Short task = Using the data below, tally the lines that include the string "marker". Only the number is wanted.
## Begin Given data
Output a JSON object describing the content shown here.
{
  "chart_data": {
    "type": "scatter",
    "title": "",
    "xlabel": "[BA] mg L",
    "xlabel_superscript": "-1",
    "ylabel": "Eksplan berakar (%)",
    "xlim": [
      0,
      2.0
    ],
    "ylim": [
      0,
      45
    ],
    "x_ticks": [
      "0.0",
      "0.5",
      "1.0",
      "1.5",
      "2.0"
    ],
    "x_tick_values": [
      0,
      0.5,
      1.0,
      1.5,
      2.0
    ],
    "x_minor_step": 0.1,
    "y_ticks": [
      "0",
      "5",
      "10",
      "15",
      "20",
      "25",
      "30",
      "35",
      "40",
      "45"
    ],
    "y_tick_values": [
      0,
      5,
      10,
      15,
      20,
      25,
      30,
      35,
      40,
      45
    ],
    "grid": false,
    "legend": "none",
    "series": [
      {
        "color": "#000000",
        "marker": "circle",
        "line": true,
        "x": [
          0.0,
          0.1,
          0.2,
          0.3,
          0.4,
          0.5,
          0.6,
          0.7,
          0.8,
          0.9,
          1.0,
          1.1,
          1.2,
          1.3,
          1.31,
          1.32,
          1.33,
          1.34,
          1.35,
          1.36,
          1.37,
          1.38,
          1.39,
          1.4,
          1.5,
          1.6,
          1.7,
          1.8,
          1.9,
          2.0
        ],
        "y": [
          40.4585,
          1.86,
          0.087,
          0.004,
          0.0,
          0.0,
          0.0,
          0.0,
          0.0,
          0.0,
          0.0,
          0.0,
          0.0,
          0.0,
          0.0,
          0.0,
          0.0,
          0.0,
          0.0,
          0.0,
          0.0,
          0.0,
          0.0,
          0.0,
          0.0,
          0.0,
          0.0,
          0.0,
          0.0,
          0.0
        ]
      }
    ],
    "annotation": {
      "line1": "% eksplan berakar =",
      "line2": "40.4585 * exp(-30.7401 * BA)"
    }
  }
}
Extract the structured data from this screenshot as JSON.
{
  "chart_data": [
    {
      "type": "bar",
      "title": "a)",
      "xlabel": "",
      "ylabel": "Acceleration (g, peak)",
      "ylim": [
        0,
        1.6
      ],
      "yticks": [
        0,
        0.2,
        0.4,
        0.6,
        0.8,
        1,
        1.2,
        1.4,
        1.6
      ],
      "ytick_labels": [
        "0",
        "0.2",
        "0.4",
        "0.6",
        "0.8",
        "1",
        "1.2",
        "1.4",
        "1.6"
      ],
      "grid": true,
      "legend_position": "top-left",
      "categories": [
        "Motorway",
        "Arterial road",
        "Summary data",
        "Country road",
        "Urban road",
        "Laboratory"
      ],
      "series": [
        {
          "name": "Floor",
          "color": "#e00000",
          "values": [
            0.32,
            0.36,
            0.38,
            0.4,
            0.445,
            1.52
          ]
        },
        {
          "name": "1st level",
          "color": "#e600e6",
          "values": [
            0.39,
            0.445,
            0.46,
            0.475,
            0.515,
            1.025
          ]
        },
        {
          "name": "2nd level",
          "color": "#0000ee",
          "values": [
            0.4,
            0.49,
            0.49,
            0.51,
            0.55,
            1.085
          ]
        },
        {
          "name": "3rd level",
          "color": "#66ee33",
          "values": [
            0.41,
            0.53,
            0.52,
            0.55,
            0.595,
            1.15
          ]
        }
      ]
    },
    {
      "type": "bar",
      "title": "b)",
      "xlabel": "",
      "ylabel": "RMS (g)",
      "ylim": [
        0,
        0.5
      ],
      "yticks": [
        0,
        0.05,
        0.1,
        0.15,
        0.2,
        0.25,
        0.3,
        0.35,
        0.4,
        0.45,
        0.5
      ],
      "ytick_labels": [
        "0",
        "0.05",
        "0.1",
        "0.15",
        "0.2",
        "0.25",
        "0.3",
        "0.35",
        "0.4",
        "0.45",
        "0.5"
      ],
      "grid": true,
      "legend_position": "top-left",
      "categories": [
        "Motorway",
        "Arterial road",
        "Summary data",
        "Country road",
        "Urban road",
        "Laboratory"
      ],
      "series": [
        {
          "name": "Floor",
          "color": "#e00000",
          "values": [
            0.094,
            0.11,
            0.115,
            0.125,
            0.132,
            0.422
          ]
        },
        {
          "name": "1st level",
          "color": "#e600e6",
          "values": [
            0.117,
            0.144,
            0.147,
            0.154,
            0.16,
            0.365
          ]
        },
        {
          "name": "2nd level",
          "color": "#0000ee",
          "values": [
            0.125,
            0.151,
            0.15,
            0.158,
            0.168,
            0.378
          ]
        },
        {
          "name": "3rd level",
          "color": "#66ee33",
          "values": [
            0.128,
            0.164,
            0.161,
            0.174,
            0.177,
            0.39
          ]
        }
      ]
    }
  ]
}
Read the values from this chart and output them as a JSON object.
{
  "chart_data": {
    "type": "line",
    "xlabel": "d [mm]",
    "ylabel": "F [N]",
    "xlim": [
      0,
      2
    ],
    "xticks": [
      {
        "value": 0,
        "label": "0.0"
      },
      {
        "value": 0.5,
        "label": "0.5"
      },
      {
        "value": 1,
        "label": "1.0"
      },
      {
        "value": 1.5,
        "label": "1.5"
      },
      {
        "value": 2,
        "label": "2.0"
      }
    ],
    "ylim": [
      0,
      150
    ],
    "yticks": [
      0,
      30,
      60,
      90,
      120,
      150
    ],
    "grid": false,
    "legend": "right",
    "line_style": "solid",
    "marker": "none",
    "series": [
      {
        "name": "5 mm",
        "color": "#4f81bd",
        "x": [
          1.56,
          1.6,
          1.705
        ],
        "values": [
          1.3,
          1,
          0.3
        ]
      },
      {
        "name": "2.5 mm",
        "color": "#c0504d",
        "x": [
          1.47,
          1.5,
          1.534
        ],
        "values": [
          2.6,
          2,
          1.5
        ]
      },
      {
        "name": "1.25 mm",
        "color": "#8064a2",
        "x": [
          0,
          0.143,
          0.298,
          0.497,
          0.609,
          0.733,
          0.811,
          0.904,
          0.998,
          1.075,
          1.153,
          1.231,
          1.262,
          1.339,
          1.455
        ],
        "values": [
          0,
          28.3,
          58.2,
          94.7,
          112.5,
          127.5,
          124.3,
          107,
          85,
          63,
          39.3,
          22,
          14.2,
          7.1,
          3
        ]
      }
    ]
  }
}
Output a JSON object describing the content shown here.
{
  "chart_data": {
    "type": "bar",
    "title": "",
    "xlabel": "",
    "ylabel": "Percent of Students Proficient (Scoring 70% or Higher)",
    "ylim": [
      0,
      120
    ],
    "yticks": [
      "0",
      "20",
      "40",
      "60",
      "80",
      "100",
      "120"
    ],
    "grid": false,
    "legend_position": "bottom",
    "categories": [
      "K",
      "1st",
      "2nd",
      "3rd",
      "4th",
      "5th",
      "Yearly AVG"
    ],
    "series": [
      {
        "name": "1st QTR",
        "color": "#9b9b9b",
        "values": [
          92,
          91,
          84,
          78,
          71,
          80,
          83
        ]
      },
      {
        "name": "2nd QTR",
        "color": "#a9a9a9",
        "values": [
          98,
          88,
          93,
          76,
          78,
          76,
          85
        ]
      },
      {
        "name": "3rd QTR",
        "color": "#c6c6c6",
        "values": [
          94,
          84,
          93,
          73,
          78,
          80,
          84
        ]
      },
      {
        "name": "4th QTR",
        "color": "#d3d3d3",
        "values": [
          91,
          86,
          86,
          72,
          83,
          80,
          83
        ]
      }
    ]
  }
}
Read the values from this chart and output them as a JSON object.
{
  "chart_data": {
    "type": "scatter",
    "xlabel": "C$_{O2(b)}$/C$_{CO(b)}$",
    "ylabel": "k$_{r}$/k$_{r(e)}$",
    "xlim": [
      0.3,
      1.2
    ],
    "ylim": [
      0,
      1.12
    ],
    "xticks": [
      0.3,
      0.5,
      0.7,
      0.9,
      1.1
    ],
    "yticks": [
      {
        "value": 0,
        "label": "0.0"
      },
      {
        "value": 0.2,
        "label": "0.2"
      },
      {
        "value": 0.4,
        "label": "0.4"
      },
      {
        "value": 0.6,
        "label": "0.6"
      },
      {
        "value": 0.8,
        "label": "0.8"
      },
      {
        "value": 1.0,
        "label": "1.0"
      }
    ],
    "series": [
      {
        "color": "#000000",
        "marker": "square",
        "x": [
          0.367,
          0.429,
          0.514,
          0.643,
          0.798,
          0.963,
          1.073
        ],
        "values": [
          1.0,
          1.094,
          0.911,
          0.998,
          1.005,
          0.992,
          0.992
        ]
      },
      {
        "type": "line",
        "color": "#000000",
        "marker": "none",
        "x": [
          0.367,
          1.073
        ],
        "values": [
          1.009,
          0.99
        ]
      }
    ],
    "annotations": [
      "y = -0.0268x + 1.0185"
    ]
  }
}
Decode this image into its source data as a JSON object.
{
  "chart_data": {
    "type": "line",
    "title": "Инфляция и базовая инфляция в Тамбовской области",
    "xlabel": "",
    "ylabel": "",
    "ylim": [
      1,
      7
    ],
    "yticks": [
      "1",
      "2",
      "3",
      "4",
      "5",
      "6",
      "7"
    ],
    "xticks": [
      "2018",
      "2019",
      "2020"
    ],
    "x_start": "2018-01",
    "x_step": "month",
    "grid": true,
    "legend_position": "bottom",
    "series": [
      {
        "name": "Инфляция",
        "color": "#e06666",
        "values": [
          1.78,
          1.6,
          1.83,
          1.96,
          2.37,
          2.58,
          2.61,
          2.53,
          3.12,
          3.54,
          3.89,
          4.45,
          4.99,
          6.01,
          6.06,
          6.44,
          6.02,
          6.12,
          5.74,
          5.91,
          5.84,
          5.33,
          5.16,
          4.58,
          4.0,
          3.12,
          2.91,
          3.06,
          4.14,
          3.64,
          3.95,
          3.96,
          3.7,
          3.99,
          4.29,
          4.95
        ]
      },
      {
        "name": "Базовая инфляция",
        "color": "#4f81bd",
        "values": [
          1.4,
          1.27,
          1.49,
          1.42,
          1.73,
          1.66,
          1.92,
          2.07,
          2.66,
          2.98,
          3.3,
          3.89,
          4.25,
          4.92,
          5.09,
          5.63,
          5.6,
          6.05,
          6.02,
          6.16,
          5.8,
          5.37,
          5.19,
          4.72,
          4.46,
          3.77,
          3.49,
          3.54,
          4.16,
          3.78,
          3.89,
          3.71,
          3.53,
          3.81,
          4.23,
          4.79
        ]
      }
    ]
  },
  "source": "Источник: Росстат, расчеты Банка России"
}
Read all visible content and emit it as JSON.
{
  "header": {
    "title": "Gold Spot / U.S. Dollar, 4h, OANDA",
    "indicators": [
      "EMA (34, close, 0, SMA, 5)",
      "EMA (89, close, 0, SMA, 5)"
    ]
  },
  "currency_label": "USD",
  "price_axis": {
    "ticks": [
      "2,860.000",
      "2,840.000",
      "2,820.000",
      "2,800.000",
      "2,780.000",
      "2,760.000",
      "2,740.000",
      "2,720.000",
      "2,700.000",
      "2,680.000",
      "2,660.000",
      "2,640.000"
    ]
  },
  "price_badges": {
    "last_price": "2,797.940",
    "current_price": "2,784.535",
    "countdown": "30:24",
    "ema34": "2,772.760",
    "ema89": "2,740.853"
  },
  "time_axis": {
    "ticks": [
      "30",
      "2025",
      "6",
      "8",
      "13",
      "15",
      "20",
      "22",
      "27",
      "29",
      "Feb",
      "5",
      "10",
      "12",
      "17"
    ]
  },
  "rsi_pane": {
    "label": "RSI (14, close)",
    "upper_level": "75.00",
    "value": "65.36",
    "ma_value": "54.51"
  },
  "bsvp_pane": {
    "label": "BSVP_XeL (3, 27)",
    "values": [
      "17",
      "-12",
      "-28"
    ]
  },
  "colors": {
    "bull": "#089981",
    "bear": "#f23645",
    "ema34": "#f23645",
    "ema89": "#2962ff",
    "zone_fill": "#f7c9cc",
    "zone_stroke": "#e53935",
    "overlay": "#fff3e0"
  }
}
## End Given data
Task result = 4